[Objective]:
Quote all entries in full, exactly.

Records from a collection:
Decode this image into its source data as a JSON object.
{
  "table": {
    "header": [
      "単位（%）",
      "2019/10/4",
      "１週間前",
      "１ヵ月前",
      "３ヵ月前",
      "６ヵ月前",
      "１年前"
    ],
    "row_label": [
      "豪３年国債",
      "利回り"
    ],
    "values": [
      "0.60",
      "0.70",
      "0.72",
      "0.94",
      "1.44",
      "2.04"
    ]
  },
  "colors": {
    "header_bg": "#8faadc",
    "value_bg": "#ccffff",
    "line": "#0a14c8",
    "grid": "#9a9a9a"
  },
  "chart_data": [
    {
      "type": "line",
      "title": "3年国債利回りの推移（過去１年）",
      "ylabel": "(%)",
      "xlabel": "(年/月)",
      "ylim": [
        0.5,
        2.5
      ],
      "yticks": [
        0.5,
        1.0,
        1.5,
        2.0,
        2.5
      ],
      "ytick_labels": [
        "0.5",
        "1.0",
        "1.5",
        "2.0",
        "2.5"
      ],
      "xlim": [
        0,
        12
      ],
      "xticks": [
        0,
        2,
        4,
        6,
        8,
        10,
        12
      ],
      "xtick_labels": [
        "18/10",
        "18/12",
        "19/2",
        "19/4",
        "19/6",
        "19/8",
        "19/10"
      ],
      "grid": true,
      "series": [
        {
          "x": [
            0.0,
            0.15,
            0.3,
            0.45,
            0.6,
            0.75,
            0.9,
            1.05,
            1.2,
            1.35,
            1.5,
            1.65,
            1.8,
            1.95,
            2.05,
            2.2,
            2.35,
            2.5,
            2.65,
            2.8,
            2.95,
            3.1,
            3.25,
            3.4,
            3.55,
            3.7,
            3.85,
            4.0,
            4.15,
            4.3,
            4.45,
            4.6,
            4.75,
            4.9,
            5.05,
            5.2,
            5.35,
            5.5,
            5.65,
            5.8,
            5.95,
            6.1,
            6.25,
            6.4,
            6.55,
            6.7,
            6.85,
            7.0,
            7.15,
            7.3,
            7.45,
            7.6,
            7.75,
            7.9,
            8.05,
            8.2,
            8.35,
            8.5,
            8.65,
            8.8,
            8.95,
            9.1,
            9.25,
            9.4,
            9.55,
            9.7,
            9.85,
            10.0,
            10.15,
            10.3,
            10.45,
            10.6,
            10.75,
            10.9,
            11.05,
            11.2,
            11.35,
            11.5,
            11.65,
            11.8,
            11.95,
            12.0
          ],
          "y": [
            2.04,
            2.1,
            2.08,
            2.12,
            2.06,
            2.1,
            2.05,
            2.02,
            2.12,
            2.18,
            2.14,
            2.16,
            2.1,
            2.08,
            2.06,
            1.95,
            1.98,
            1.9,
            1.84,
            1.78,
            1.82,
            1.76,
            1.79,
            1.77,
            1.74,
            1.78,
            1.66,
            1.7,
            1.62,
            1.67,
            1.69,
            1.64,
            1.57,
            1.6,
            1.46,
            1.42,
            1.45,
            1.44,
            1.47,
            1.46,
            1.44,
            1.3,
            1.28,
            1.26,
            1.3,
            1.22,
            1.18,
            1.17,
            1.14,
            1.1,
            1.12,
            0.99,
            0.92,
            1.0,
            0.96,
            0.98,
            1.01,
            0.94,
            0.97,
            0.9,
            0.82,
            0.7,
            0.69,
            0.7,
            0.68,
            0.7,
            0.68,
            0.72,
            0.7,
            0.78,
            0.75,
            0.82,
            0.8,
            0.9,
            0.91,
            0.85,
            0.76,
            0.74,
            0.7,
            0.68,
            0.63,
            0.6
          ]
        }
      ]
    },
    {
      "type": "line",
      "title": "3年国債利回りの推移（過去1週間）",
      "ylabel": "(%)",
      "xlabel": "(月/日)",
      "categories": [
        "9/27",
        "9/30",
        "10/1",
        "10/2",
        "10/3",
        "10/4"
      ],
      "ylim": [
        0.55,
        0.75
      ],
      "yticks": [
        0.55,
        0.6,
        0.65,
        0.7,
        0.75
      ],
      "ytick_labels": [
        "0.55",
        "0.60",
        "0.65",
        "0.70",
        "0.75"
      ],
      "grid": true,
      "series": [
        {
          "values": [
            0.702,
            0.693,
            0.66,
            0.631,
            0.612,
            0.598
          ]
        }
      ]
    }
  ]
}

[Task answer]:
Decode this image into its source data as a JSON object.
{
  "table": {
    "header": [
      "単位（%）",
      "2019/10/4",
      "１週間前",
      "１ヵ月前",
      "３ヵ月前",
      "６ヵ月前",
      "１年前"
    ],
    "row_label": [
      "豪３年国債",
      "利回り"
    ],
    "values": [
      "0.60",
      "0.70",
      "0.72",
      "0.94",
      "1.44",
      "2.04"
    ]
  },
  "colors": {
    "header_bg": "#8faadc",
    "value_bg": "#ccffff",
    "line": "#0a14c8",
    "grid": "#9a9a9a"
  },
  "chart_data": [
    {
      "type": "line",
      "title": "3年国債利回りの推移（過去１年）",
      "ylabel": "(%)",
      "xlabel": "(年/月)",
      "ylim": [
        0.5,
        2.5
      ],
      "yticks": [
        0.5,
        1.0,
        1.5,
        2.0,
        2.5
      ],
      "ytick_labels": [
        "0.5",
        "1.0",
        "1.5",
        "2.0",
        "2.5"
      ],
      "xlim": [
        0,
        12
      ],
      "xticks": [
        0,
        2,
        4,
        6,
        8,
        10,
        12
      ],
      "xtick_labels": [
        "18/10",
        "18/12",
        "19/2",
        "19/4",
        "19/6",
        "19/8",
        "19/10"
      ],
      "grid": true,
      "series": [
        {
          "x": [
            0.0,
            0.15,
            0.3,
            0.45,
            0.6,
            0.75,
            0.9,
            1.05,
            1.2,
            1.35,
            1.5,
            1.65,
            1.8,
            1.95,
            2.05,
            2.2,
            2.35,
            2.5,
            2.65,
            2.8,
            2.95,
            3.1,
            3.25,
            3.4,
            3.55,
            3.7,
            3.85,
            4.0,
            4.15,
            4.3,
            4.45,
            4.6,
            4.75,
            4.9,
            5.05,
            5.2,
            5.35,
            5.5,
            5.65,
            5.8,
            5.95,
            6.1,
            6.25,
            6.4,
            6.55,
            6.7,
            6.85,
            7.0,
            7.15,
            7.3,
            7.45,
            7.6,
            7.75,
            7.9,
            8.05,
            8.2,
            8.35,
            8.5,
            8.65,
            8.8,
            8.95,
            9.1,
            9.25,
            9.4,
            9.55,
            9.7,
            9.85,
            10.0,
            10.15,
            10.3,
            10.45,
            10.6,
            10.75,
            10.9,
            11.05,
            11.2,
            11.35,
            11.5,
            11.65,
            11.8,
            11.95,
            12.0
          ],
          "y": [
            2.04,
            2.1,
            2.08,
            2.12,
            2.06,
            2.1,
            2.05,
            2.02,
            2.12,
            2.18,
            2.14,
            2.16,
            2.1,
            2.08,
            2.06,
            1.95,
            1.98,
            1.9,
            1.84,
            1.78,
            1.82,
            1.76,
            1.79,
            1.77,
            1.74,
            1.78,
            1.66,
            1.7,
            1.62,
            1.67,
            1.69,
            1.64,
            1.57,
            1.6,
            1.46,
            1.42,
            1.45,
            1.44,
            1.47,
            1.46,
            1.44,
            1.3,
            1.28,
            1.26,
            1.3,
            1.22,
            1.18,
            1.17,
            1.14,
            1.1,
            1.12,
            0.99,
            0.92,
            1.0,
            0.96,
            0.98,
            1.01,
            0.94,
            0.97,
            0.9,
            0.82,
            0.7,
            0.69,
            0.7,
            0.68,
            0.7,
            0.68,
            0.72,
            0.7,
            0.78,
            0.75,
            0.82,
            0.8,
            0.9,
            0.91,
            0.85,
            0.76,
            0.74,
            0.7,
            0.68,
            0.63,
            0.6
          ]
        }
      ]
    },
    {
      "type": "line",
      "title": "3年国債利回りの推移（過去1週間）",
      "ylabel": "(%)",
      "xlabel": "(月/日)",
      "categories": [
        "9/27",
        "9/30",
        "10/1",
        "10/2",
        "10/3",
        "10/4"
      ],
      "ylim": [
        0.55,
        0.75
      ],
      "yticks": [
        0.55,
        0.6,
        0.65,
        0.7,
        0.75
      ],
      "ytick_labels": [
        "0.55",
        "0.60",
        "0.65",
        "0.70",
        "0.75"
      ],
      "grid": true,
      "series": [
        {
          "values": [
            0.702,
            0.693,
            0.66,
            0.631,
            0.612,
            0.598
          ]
        }
      ]
    }
  ]
}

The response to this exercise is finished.